Exercise description | Write down each entry again, exactly as it reads.

(Figure content listings)
────────────────

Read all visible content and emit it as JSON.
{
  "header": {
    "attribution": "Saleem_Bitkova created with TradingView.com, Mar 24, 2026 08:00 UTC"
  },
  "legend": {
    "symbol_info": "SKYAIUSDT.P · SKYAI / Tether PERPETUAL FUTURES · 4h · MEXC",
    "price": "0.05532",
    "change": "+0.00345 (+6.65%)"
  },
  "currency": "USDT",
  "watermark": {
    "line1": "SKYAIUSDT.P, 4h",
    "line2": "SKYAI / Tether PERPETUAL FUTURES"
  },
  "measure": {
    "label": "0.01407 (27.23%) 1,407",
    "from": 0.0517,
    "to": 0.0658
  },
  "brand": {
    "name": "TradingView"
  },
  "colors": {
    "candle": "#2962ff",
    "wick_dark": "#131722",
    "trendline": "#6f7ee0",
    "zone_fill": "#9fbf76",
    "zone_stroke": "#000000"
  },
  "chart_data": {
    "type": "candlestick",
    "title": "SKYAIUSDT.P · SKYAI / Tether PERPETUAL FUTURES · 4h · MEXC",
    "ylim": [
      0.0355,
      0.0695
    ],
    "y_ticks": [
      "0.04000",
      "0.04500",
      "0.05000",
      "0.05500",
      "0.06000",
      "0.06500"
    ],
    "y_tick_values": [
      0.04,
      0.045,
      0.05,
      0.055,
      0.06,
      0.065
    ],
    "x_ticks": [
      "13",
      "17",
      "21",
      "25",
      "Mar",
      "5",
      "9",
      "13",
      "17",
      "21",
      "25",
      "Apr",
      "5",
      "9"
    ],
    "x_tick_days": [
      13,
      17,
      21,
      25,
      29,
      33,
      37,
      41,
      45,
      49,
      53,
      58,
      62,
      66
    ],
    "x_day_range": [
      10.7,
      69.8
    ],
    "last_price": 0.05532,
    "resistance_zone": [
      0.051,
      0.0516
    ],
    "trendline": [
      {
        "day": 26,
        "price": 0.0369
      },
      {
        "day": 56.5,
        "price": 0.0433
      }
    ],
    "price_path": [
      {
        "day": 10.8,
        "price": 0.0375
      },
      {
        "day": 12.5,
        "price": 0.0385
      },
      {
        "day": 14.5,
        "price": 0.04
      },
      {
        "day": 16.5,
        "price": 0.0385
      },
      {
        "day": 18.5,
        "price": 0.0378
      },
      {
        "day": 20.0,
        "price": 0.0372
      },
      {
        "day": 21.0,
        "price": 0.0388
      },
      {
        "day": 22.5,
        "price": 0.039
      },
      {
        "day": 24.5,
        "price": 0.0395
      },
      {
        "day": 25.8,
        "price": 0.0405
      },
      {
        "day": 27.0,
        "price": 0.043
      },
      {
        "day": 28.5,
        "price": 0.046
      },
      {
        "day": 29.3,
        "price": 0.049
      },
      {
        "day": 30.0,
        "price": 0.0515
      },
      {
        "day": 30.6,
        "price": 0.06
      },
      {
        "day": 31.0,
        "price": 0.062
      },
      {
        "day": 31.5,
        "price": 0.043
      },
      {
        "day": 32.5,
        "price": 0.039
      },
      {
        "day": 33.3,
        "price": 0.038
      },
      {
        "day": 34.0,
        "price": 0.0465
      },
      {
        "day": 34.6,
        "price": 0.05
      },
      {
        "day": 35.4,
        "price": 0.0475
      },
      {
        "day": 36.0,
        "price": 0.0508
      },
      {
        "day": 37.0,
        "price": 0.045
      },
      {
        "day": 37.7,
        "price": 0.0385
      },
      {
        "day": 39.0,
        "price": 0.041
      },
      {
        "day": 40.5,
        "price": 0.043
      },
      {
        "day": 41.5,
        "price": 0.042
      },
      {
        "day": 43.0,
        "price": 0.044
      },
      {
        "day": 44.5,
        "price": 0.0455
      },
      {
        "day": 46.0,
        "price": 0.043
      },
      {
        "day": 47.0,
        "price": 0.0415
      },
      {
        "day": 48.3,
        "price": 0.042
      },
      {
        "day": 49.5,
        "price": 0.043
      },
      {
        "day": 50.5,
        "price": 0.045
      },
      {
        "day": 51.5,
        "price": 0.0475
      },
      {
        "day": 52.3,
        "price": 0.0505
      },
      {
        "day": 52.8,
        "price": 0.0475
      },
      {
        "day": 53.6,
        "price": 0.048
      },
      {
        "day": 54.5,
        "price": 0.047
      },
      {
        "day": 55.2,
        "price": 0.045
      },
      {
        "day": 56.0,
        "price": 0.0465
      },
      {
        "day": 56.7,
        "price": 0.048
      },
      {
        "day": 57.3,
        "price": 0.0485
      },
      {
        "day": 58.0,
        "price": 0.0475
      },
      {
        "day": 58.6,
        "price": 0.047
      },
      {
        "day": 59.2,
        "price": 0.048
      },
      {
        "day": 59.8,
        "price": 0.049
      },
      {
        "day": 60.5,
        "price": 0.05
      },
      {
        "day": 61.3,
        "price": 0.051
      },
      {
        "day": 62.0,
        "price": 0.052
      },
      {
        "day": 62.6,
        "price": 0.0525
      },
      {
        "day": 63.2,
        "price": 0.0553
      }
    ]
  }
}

────────────────

Answer for the task |
Read all visible content and emit it as JSON.
{
  "header": {
    "attribution": "Saleem_Bitkova created with TradingView.com, Mar 24, 2026 08:00 UTC"
  },
  "legend": {
    "symbol_info": "SKYAIUSDT.P · SKYAI / Tether PERPETUAL FUTURES · 4h · MEXC",
    "price": "0.05532",
    "change": "+0.00345 (+6.65%)"
  },
  "currency": "USDT",
  "watermark": {
    "line1": "SKYAIUSDT.P, 4h",
    "line2": "SKYAI / Tether PERPETUAL FUTURES"
  },
  "measure": {
    "label": "0.01407 (27.23%) 1,407",
    "from": 0.0517,
    "to": 0.0658
  },
  "brand": {
    "name": "TradingView"
  },
  "colors": {
    "candle": "#2962ff",
    "wick_dark": "#131722",
    "trendline": "#6f7ee0",
    "zone_fill": "#9fbf76",
    "zone_stroke": "#000000"
  },
  "chart_data": {
    "type": "candlestick",
    "title": "SKYAIUSDT.P · SKYAI / Tether PERPETUAL FUTURES · 4h · MEXC",
    "ylim": [
      0.0355,
      0.0695
    ],
    "y_ticks": [
      "0.04000",
      "0.04500",
      "0.05000",
      "0.05500",
      "0.06000",
      "0.06500"
    ],
    "y_tick_values": [
      0.04,
      0.045,
      0.05,
      0.055,
      0.06,
      0.065
    ],
    "x_ticks": [
      "13",
      "17",
      "21",
      "25",
      "Mar",
      "5",
      "9",
      "13",
      "17",
      "21",
      "25",
      "Apr",
      "5",
      "9"
    ],
    "x_tick_days": [
      13,
      17,
      21,
      25,
      29,
      33,
      37,
      41,
      45,
      49,
      53,
      58,
      62,
      66
    ],
    "x_day_range": [
      10.7,
      69.8
    ],
    "last_price": 0.05532,
    "resistance_zone": [
      0.051,
      0.0516
    ],
    "trendline": [
      {
        "day": 26,
        "price": 0.0369
      },
      {
        "day": 56.5,
        "price": 0.0433
      }
    ],
    "price_path": [
      {
        "day": 10.8,
        "price": 0.0375
      },
      {
        "day": 12.5,
        "price": 0.0385
      },
      {
        "day": 14.5,
        "price": 0.04
      },
      {
        "day": 16.5,
        "price": 0.0385
      },
      {
        "day": 18.5,
        "price": 0.0378
      },
      {
        "day": 20.0,
        "price": 0.0372
      },
      {
        "day": 21.0,
        "price": 0.0388
      },
      {
        "day": 22.5,
        "price": 0.039
      },
      {
        "day": 24.5,
        "price": 0.0395
      },
      {
        "day": 25.8,
        "price": 0.0405
      },
      {
        "day": 27.0,
        "price": 0.043
      },
      {
        "day": 28.5,
        "price": 0.046
      },
      {
        "day": 29.3,
        "price": 0.049
      },
      {
        "day": 30.0,
        "price": 0.0515
      },
      {
        "day": 30.6,
        "price": 0.06
      },
      {
        "day": 31.0,
        "price": 0.062
      },
      {
        "day": 31.5,
        "price": 0.043
      },
      {
        "day": 32.5,
        "price": 0.039
      },
      {
        "day": 33.3,
        "price": 0.038
      },
      {
        "day": 34.0,
        "price": 0.0465
      },
      {
        "day": 34.6,
        "price": 0.05
      },
      {
        "day": 35.4,
        "price": 0.0475
      },
      {
        "day": 36.0,
        "price": 0.0508
      },
      {
        "day": 37.0,
        "price": 0.045
      },
      {
        "day": 37.7,
        "price": 0.0385
      },
      {
        "day": 39.0,
        "price": 0.041
      },
      {
        "day": 40.5,
        "price": 0.043
      },
      {
        "day": 41.5,
        "price": 0.042
      },
      {
        "day": 43.0,
        "price": 0.044
      },
      {
        "day": 44.5,
        "price": 0.0455
      },
      {
        "day": 46.0,
        "price": 0.043
      },
      {
        "day": 47.0,
        "price": 0.0415
      },
      {
        "day": 48.3,
        "price": 0.042
      },
      {
        "day": 49.5,
        "price": 0.043
      },
      {
        "day": 50.5,
        "price": 0.045
      },
      {
        "day": 51.5,
        "price": 0.0475
      },
      {
        "day": 52.3,
        "price": 0.0505
      },
      {
        "day": 52.8,
        "price": 0.0475
      },
      {
        "day": 53.6,
        "price": 0.048
      },
      {
        "day": 54.5,
        "price": 0.047
      },
      {
        "day": 55.2,
        "price": 0.045
      },
      {
        "day": 56.0,
        "price": 0.0465
      },
      {
        "day": 56.7,
        "price": 0.048
      },
      {
        "day": 57.3,
        "price": 0.0485
      },
      {
        "day": 58.0,
        "price": 0.0475
      },
      {
        "day": 58.6,
        "price": 0.047
      },
      {
        "day": 59.2,
        "price": 0.048
      },
      {
        "day": 59.8,
        "price": 0.049
      },
      {
        "day": 60.5,
        "price": 0.05
      },
      {
        "day": 61.3,
        "price": 0.051
      },
      {
        "day": 62.0,
        "price": 0.052
      },
      {
        "day": 62.6,
        "price": 0.0525
      },
      {
        "day": 63.2,
        "price": 0.0553
      }
    ]
  }
}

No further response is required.